Source records start

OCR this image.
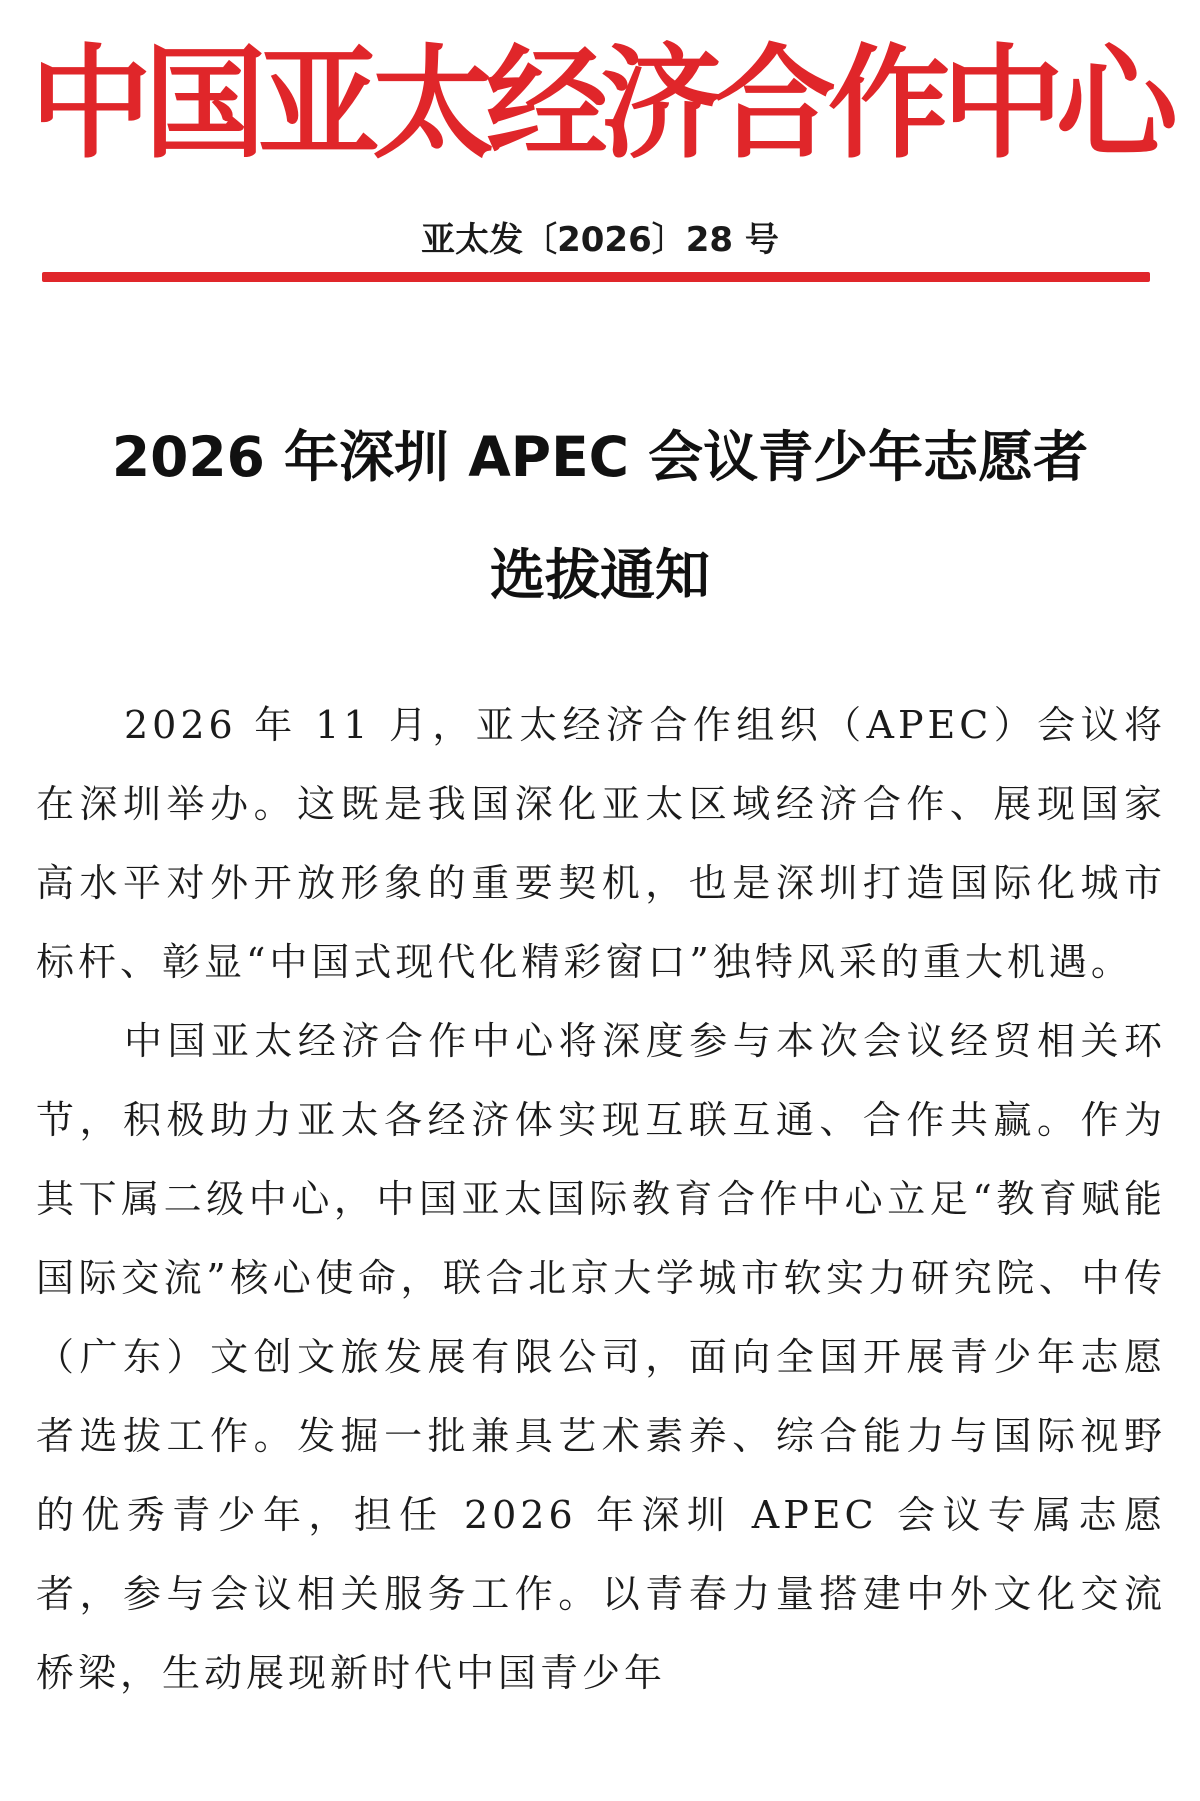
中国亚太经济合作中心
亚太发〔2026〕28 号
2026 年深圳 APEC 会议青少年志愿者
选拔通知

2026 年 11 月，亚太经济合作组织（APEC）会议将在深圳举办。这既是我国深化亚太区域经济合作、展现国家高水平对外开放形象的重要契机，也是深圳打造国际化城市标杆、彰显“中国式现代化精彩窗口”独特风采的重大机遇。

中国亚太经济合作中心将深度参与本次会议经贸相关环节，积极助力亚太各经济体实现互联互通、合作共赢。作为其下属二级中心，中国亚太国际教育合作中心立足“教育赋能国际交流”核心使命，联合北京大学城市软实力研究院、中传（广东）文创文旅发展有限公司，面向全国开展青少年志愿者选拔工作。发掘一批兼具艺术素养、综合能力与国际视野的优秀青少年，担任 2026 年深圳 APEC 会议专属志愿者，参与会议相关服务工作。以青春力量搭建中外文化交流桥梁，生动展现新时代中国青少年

Source records end

Task statement: Write out the full set of lines verbatim, without the pictures.

Task solution:
OCR this image.
中国亚太经济合作中心
亚太发〔2026〕28 号
2026 年深圳 APEC 会议青少年志愿者
选拔通知

2026 年 11 月，亚太经济合作组织（APEC）会议将在深圳举办。这既是我国深化亚太区域经济合作、展现国家高水平对外开放形象的重要契机，也是深圳打造国际化城市标杆、彰显“中国式现代化精彩窗口”独特风采的重大机遇。

中国亚太经济合作中心将深度参与本次会议经贸相关环节，积极助力亚太各经济体实现互联互通、合作共赢。作为其下属二级中心，中国亚太国际教育合作中心立足“教育赋能国际交流”核心使命，联合北京大学城市软实力研究院、中传（广东）文创文旅发展有限公司，面向全国开展青少年志愿者选拔工作。发掘一批兼具艺术素养、综合能力与国际视野的优秀青少年，担任 2026 年深圳 APEC 会议专属志愿者，参与会议相关服务工作。以青春力量搭建中外文化交流桥梁，生动展现新时代中国青少年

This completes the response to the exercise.